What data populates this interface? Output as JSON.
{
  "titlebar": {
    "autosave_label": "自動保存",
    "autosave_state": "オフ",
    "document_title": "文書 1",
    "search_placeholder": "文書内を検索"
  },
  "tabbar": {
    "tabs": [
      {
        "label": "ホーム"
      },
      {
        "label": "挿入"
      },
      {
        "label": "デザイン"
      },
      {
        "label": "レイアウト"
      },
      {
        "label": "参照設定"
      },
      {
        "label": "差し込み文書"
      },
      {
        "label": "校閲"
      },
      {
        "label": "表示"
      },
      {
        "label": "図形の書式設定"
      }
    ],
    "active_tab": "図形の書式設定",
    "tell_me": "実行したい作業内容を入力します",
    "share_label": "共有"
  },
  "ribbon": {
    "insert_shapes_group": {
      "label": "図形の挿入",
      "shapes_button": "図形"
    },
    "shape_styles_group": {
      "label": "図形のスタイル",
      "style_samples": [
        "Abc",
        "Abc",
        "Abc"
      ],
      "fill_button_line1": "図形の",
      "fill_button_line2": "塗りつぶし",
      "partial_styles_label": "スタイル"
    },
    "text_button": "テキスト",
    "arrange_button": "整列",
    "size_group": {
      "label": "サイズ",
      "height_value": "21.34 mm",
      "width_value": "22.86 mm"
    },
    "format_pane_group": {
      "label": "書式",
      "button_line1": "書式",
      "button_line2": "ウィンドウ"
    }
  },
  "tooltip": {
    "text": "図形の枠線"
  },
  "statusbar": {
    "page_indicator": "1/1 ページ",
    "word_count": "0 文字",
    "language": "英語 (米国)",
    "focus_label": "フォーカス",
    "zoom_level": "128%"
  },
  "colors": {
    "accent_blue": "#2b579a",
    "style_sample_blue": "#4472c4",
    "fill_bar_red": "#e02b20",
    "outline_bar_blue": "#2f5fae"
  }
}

=== Set exercise ===
Set down the entries verbatim, leaving none out.

=== Response below ===
What data populates this interface? Output as JSON.
{
  "titlebar": {
    "autosave_label": "自動保存",
    "autosave_state": "オフ",
    "document_title": "文書 1",
    "search_placeholder": "文書内を検索"
  },
  "tabbar": {
    "tabs": [
      {
        "label": "ホーム"
      },
      {
        "label": "挿入"
      },
      {
        "label": "デザイン"
      },
      {
        "label": "レイアウト"
      },
      {
        "label": "参照設定"
      },
      {
        "label": "差し込み文書"
      },
      {
        "label": "校閲"
      },
      {
        "label": "表示"
      },
      {
        "label": "図形の書式設定"
      }
    ],
    "active_tab": "図形の書式設定",
    "tell_me": "実行したい作業内容を入力します",
    "share_label": "共有"
  },
  "ribbon": {
    "insert_shapes_group": {
      "label": "図形の挿入",
      "shapes_button": "図形"
    },
    "shape_styles_group": {
      "label": "図形のスタイル",
      "style_samples": [
        "Abc",
        "Abc",
        "Abc"
      ],
      "fill_button_line1": "図形の",
      "fill_button_line2": "塗りつぶし",
      "partial_styles_label": "スタイル"
    },
    "text_button": "テキスト",
    "arrange_button": "整列",
    "size_group": {
      "label": "サイズ",
      "height_value": "21.34 mm",
      "width_value": "22.86 mm"
    },
    "format_pane_group": {
      "label": "書式",
      "button_line1": "書式",
      "button_line2": "ウィンドウ"
    }
  },
  "tooltip": {
    "text": "図形の枠線"
  },
  "statusbar": {
    "page_indicator": "1/1 ページ",
    "word_count": "0 文字",
    "language": "英語 (米国)",
    "focus_label": "フォーカス",
    "zoom_level": "128%"
  },
  "colors": {
    "accent_blue": "#2b579a",
    "style_sample_blue": "#4472c4",
    "fill_bar_red": "#e02b20",
    "outline_bar_blue": "#2f5fae"
  }
}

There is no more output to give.